• _YOUR INSTRUCTIONS_: Write out the records beneath this line exactly as they appear, minus any images.

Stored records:
────────
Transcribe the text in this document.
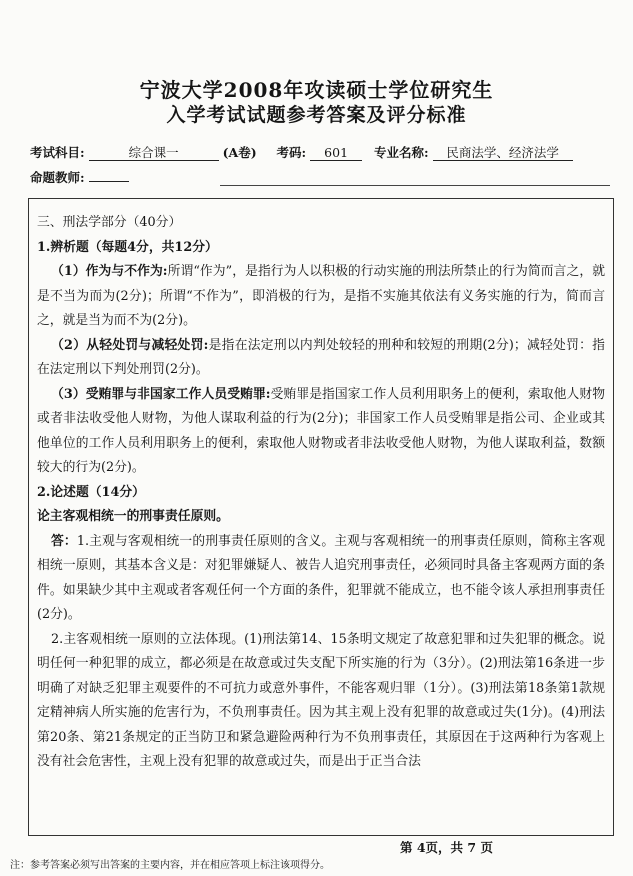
宁波大学2008年攻读硕士学位研究生
入学考试试题参考答案及评分标准
考试科目:	综合课一	(A卷) 考码: 601 专业名称: 民商法学、经济法学
命题教师:

三、刑法学部分（40分）

1.辨析题（每题4分，共12分）

（1）作为与不作为:所谓“作为”，是指行为人以积极的行动实施的刑法所禁止的行为简而言之，就是不当为而为(2分)；所谓“不作为”，即消极的行为，是指不实施其依法有义务实施的行为，简而言之，就是当为而不为(2分)。

（2）从轻处罚与减轻处罚:是指在法定刑以内判处较轻的刑种和较短的刑期(2分)；减轻处罚：指在法定刑以下判处刑罚(2分)。

（3）受贿罪与非国家工作人员受贿罪:受贿罪是指国家工作人员利用职务上的便利，索取他人财物或者非法收受他人财物，为他人谋取利益的行为(2分)；非国家工作人员受贿罪是指公司、企业或其他单位的工作人员利用职务上的便利，索取他人财物或者非法收受他人财物，为他人谋取利益，数额较大的行为(2分)。

2.论述题（14分）

论主客观相统一的刑事责任原则。

答：1.主观与客观相统一的刑事责任原则的含义。主观与客观相统一的刑事责任原则，简称主客观相统一原则，其基本含义是：对犯罪嫌疑人、被告人追究刑事责任，必须同时具备主客观两方面的条件。如果缺少其中主观或者客观任何一个方面的条件，犯罪就不能成立，也不能令该人承担刑事责任(2分)。

2.主客观相统一原则的立法体现。(1)刑法第14、15条明文规定了故意犯罪和过失犯罪的概念。说明任何一种犯罪的成立，都必须是在故意或过失支配下所实施的行为（3分）。(2)刑法第16条进一步明确了对缺乏犯罪主观要件的不可抗力或意外事件，不能客观归罪（1分）。(3)刑法第18条第1款规定精神病人所实施的危害行为，不负刑事责任。因为其主观上没有犯罪的故意或过失(1分)。(4)刑法第20条、第21条规定的正当防卫和紧急避险两种行为不负刑事责任，其原因在于这两种行为客观上没有社会危害性，主观上没有犯罪的故意或过失，而是出于正当合法

第 4页，共 7 页
注：参考答案必须写出答案的主要内容，并在相应答项上标注该项得分。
────────
• _EXERCISE RESPONSE_:
Transcribe the text in this document.
宁波大学2008年攻读硕士学位研究生
入学考试试题参考答案及评分标准
考试科目:	综合课一	(A卷) 考码: 601 专业名称: 民商法学、经济法学
命题教师:

三、刑法学部分（40分）

1.辨析题（每题4分，共12分）

（1）作为与不作为:所谓“作为”，是指行为人以积极的行动实施的刑法所禁止的行为简而言之，就是不当为而为(2分)；所谓“不作为”，即消极的行为，是指不实施其依法有义务实施的行为，简而言之，就是当为而不为(2分)。

（2）从轻处罚与减轻处罚:是指在法定刑以内判处较轻的刑种和较短的刑期(2分)；减轻处罚：指在法定刑以下判处刑罚(2分)。

（3）受贿罪与非国家工作人员受贿罪:受贿罪是指国家工作人员利用职务上的便利，索取他人财物或者非法收受他人财物，为他人谋取利益的行为(2分)；非国家工作人员受贿罪是指公司、企业或其他单位的工作人员利用职务上的便利，索取他人财物或者非法收受他人财物，为他人谋取利益，数额较大的行为(2分)。

2.论述题（14分）

论主客观相统一的刑事责任原则。

答：1.主观与客观相统一的刑事责任原则的含义。主观与客观相统一的刑事责任原则，简称主客观相统一原则，其基本含义是：对犯罪嫌疑人、被告人追究刑事责任，必须同时具备主客观两方面的条件。如果缺少其中主观或者客观任何一个方面的条件，犯罪就不能成立，也不能令该人承担刑事责任(2分)。

2.主客观相统一原则的立法体现。(1)刑法第14、15条明文规定了故意犯罪和过失犯罪的概念。说明任何一种犯罪的成立，都必须是在故意或过失支配下所实施的行为（3分）。(2)刑法第16条进一步明确了对缺乏犯罪主观要件的不可抗力或意外事件，不能客观归罪（1分）。(3)刑法第18条第1款规定精神病人所实施的危害行为，不负刑事责任。因为其主观上没有犯罪的故意或过失(1分)。(4)刑法第20条、第21条规定的正当防卫和紧急避险两种行为不负刑事责任，其原因在于这两种行为客观上没有社会危害性，主观上没有犯罪的故意或过失，而是出于正当合法

第 4页，共 7 页
注：参考答案必须写出答案的主要内容，并在相应答项上标注该项得分。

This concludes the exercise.